CHALLENGE: Make a tally of the lines in the records that include the string "apps", and give only that number.

AVAILABLE DATA:
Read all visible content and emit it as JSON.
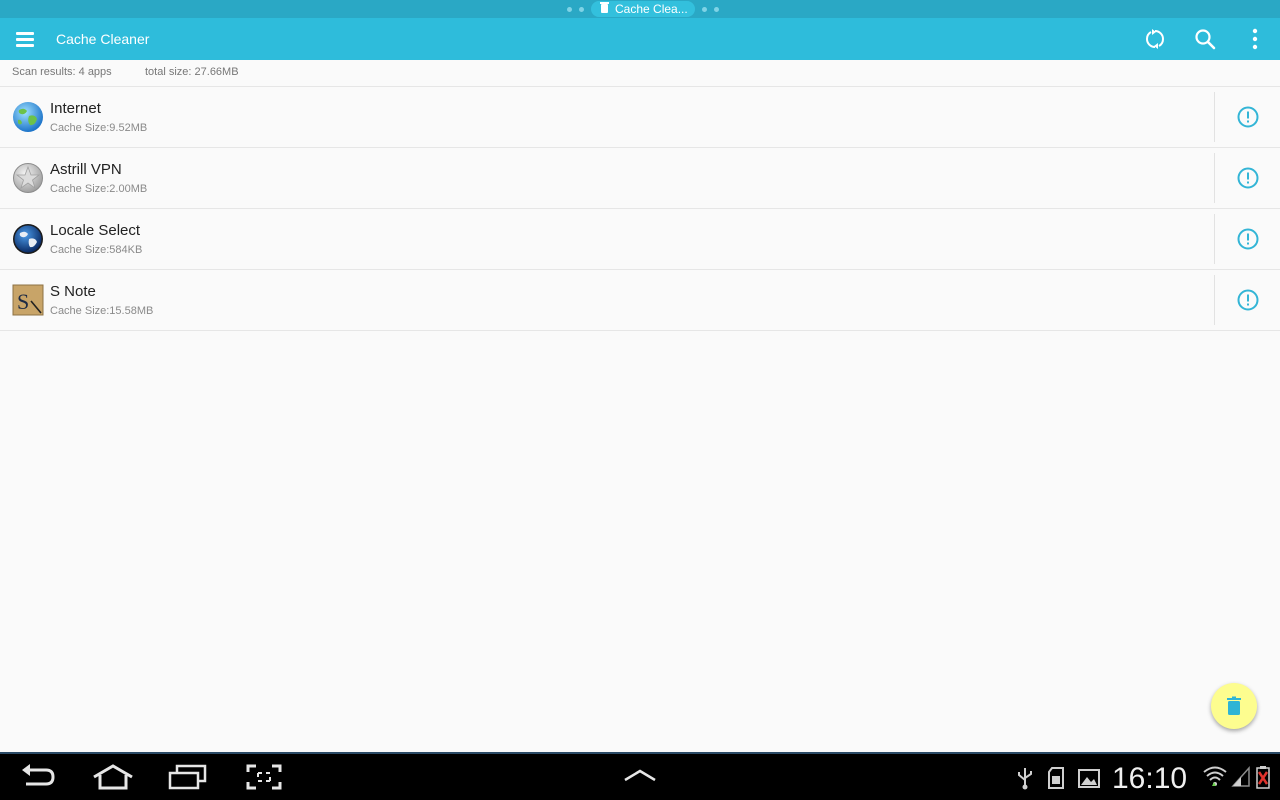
{
  "tab_strip": {
    "tab_label": "Cache Clea..."
  },
  "app_bar": {
    "title": "Cache Cleaner",
    "actions": [
      "refresh-icon",
      "search-icon",
      "overflow-menu-icon"
    ]
  },
  "summary": {
    "scan_results": "Scan results: 4 apps",
    "total_size": "total size: 27.66MB"
  },
  "apps": [
    {
      "name": "Internet",
      "cache": "Cache Size:9.52MB",
      "icon": "internet-globe-icon"
    },
    {
      "name": "Astrill VPN",
      "cache": "Cache Size:2.00MB",
      "icon": "astrill-star-icon"
    },
    {
      "name": "Locale Select",
      "cache": "Cache Size:584KB",
      "icon": "locale-globe-icon"
    },
    {
      "name": "S Note",
      "cache": "Cache Size:15.58MB",
      "icon": "s-note-icon"
    }
  ],
  "fab": {
    "icon": "trash-icon"
  },
  "system_bar": {
    "time": "16:10",
    "buttons": [
      "back-icon",
      "home-icon",
      "recent-apps-icon",
      "screenshot-icon",
      "up-chevron-icon"
    ],
    "status_icons": [
      "usb-icon",
      "sd-card-icon",
      "gallery-icon",
      "wifi-icon",
      "signal-icon",
      "battery-icon"
    ]
  },
  "colors": {
    "primary": "#2ebcdb",
    "primary_dark": "#2aa8c5",
    "fab": "#fdfd8f",
    "info_icon": "#33b5d6"
  }
}
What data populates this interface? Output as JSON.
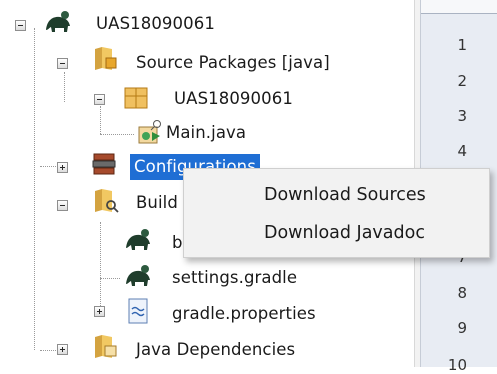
{
  "tree": {
    "project": "UAS18090061",
    "source_packages": "Source Packages [java]",
    "package": "UAS18090061",
    "main_file": "Main.java",
    "configurations": "Configurations",
    "build_scripts": "Build",
    "build_gradle": "b",
    "settings_gradle": "settings.gradle",
    "gradle_properties": "gradle.properties",
    "java_dependencies": "Java Dependencies"
  },
  "editor": {
    "line_numbers": [
      "1",
      "2",
      "3",
      "4",
      "5",
      "6",
      "7",
      "8",
      "9",
      "10"
    ]
  },
  "context_menu": {
    "items": [
      "Download Sources",
      "Download Javadoc"
    ]
  },
  "colors": {
    "selection": "#1f6ed4",
    "menu_background": "#f2f2f2",
    "gutter_background": "#e8ecf3"
  }
}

FULL ANSWER: 3